* [MATERIAL FOR THE TASK]
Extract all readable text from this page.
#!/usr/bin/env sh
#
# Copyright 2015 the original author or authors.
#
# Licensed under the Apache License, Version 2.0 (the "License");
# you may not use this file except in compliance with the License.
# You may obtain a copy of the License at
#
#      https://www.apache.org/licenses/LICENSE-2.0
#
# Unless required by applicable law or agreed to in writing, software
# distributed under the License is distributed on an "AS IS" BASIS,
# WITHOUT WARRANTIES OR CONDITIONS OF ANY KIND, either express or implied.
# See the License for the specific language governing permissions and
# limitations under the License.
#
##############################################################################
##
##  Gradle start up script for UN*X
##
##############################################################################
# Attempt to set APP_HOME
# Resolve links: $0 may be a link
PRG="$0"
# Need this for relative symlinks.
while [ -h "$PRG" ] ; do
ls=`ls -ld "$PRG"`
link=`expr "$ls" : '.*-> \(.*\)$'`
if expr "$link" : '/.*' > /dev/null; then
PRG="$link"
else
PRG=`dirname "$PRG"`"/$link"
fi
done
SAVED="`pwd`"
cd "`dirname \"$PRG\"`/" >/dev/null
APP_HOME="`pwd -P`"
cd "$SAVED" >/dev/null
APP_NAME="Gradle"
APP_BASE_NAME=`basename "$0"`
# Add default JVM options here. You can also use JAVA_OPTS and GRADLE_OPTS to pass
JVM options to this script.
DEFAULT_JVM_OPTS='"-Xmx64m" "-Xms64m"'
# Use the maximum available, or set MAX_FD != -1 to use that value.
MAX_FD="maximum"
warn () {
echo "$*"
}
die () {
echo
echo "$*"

* [WRITTEN TASK] Copy whichever lines in the listing above contain the word "options".

* [SOLUTION]
# Add default JVM options here. You can also use JAVA_OPTS and GRADLE_OPTS to pass
JVM options to this script.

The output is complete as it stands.